===== MATERIALS PROVIDED =====

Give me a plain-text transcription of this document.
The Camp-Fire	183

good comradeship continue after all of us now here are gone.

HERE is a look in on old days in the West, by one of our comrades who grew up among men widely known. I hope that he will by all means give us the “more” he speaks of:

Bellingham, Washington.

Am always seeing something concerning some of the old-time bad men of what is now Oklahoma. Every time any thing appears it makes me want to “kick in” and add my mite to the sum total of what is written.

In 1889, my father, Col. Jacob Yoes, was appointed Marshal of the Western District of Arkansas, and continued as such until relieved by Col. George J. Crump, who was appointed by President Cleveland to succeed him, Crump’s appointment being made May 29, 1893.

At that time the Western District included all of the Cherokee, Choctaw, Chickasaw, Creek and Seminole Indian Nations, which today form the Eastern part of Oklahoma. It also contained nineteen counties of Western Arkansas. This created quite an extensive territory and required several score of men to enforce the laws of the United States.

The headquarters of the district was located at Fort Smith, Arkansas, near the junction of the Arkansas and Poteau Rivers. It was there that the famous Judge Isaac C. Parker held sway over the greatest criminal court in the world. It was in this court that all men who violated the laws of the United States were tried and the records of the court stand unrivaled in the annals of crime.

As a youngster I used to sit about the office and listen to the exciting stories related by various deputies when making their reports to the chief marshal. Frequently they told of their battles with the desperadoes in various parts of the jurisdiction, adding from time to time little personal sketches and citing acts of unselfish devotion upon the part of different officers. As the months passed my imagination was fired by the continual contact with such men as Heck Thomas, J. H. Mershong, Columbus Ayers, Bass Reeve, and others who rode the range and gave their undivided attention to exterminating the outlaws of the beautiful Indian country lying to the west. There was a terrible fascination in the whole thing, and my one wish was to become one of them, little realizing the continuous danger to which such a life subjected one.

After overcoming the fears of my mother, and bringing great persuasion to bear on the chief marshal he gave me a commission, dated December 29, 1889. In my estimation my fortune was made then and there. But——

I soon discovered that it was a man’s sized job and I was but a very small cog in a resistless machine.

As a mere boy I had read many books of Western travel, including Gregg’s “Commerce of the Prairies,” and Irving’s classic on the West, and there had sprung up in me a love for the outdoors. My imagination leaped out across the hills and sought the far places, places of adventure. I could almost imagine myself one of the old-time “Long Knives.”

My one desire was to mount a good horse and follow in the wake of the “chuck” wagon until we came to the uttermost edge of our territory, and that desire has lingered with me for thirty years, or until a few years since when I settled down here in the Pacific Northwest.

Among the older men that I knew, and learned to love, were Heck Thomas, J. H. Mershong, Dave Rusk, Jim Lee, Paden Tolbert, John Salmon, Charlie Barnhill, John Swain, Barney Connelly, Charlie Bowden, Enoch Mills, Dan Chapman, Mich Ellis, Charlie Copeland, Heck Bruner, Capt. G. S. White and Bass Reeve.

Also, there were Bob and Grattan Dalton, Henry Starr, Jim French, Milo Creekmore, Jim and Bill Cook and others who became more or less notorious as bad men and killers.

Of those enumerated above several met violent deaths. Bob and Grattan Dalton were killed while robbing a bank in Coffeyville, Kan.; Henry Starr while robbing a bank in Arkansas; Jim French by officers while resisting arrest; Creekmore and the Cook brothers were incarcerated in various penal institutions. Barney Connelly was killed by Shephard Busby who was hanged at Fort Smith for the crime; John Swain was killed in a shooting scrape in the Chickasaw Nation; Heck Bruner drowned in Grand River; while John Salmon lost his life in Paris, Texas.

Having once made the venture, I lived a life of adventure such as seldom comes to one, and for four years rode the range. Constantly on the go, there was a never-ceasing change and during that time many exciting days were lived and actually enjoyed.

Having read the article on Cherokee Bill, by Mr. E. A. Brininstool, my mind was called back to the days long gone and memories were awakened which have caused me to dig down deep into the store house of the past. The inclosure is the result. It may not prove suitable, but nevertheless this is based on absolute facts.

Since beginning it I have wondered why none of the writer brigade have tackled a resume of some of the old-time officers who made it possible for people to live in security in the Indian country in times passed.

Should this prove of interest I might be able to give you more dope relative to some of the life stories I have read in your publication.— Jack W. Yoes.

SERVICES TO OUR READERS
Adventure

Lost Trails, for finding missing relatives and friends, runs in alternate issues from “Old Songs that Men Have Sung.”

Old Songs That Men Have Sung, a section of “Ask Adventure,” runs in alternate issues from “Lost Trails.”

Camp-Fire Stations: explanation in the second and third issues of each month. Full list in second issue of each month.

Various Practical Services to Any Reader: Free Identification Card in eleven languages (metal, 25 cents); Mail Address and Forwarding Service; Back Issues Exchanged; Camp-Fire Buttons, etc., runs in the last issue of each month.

=====

WHAT YOU SHOULD DO: Look through the data above. Each line containing the word "days" needs to be copied.

RIGHT ANSWER:
HERE is a look in on old days in the West, by one of our comrades who grew up among men widely known. I hope that he will by all means give us the “more” he speaks of:
Having once made the venture, I lived a life of adventure such as seldom comes to one, and for four years rode the range. Constantly on the go, there was a never-ceasing change and during that time many exciting days were lived and actually enjoyed.
Having read the article on Cherokee Bill, by Mr. E. A. Brininstool, my mind was called back to the days long gone and memories were awakened which have caused me to dig down deep into the store house of the past. The inclosure is the result. It may not prove suitable, but nevertheless this is based on absolute facts.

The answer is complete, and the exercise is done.